Reproduce the material word for word, starting with its first line and going on through the line with "item-text [74,199,320,219]".

━━━ STORED DATA ━━━

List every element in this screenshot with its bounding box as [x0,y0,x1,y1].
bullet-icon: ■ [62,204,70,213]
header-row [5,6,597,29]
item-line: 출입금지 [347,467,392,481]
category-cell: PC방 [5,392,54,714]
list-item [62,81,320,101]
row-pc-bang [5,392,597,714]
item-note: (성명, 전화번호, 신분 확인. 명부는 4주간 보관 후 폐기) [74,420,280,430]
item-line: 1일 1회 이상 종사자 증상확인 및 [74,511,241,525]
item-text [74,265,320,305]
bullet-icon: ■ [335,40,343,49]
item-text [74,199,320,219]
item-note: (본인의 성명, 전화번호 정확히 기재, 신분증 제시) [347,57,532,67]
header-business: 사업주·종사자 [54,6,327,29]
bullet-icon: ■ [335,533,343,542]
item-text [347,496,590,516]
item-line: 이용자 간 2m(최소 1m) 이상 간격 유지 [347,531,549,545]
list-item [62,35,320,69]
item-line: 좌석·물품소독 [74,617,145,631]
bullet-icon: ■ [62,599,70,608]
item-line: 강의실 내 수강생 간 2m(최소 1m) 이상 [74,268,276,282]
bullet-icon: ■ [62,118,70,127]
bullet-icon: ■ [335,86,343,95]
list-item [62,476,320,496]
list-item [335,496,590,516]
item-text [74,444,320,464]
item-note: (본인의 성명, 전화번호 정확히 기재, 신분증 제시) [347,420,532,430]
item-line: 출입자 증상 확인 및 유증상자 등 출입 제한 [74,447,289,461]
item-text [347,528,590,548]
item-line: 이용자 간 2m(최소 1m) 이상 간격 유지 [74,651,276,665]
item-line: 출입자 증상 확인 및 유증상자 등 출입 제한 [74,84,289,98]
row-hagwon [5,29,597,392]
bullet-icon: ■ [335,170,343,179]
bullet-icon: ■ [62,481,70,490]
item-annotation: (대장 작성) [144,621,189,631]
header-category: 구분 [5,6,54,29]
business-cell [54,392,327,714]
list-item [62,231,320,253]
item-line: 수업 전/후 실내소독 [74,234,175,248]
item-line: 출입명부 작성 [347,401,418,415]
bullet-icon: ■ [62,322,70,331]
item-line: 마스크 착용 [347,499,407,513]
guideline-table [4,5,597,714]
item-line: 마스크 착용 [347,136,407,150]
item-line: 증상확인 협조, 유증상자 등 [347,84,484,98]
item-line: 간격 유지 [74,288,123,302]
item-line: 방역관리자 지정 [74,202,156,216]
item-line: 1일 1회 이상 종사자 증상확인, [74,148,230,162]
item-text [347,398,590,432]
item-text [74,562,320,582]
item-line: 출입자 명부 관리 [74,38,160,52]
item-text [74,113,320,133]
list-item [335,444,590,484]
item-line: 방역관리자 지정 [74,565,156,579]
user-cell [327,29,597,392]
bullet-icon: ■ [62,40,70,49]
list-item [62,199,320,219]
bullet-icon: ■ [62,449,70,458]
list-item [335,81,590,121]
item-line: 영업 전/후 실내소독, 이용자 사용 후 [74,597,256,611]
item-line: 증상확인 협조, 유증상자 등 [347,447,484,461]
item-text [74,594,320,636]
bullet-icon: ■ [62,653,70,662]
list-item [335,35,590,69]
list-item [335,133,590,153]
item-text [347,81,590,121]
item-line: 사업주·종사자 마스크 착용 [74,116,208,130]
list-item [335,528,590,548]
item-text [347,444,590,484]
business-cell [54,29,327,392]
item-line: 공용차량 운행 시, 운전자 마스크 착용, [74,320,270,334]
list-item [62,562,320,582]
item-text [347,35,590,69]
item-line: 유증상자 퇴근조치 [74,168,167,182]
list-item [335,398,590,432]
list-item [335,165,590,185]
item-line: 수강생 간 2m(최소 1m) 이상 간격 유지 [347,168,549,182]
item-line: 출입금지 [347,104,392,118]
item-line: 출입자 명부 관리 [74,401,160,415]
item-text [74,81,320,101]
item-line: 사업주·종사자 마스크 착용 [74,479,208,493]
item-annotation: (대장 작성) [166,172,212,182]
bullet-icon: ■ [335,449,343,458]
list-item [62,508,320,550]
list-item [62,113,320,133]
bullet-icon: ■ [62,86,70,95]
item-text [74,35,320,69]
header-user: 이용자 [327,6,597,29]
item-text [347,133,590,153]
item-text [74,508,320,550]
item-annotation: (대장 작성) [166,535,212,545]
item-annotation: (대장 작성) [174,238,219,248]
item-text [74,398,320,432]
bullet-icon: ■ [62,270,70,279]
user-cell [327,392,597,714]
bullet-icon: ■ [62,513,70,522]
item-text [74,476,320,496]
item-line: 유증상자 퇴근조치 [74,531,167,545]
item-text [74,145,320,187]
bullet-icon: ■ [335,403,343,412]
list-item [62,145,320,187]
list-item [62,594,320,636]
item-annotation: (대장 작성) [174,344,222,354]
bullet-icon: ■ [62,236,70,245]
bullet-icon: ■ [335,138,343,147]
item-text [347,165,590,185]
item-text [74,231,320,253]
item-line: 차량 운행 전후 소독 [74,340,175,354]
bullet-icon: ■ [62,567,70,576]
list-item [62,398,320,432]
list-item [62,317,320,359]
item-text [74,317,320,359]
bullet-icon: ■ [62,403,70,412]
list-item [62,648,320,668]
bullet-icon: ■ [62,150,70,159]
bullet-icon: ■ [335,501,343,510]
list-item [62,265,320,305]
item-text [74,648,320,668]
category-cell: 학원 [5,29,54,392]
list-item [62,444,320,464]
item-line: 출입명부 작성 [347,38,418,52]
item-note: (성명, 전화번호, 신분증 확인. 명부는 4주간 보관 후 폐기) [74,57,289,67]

━━━

● **EXERCISE ANSWER**
List every element in this screenshot with its bounding box as [x0,y0,x1,y1].
bullet-icon: ■ [62,204,70,213]
header-row [5,6,597,29]
item-line: 출입금지 [347,467,392,481]
category-cell: PC방 [5,392,54,714]
list-item [62,81,320,101]
row-pc-bang [5,392,597,714]
item-note: (성명, 전화번호, 신분 확인. 명부는 4주간 보관 후 폐기) [74,420,280,430]
item-line: 1일 1회 이상 종사자 증상확인 및 [74,511,241,525]
item-text [74,265,320,305]
bullet-icon: ■ [335,40,343,49]
item-text [74,199,320,219]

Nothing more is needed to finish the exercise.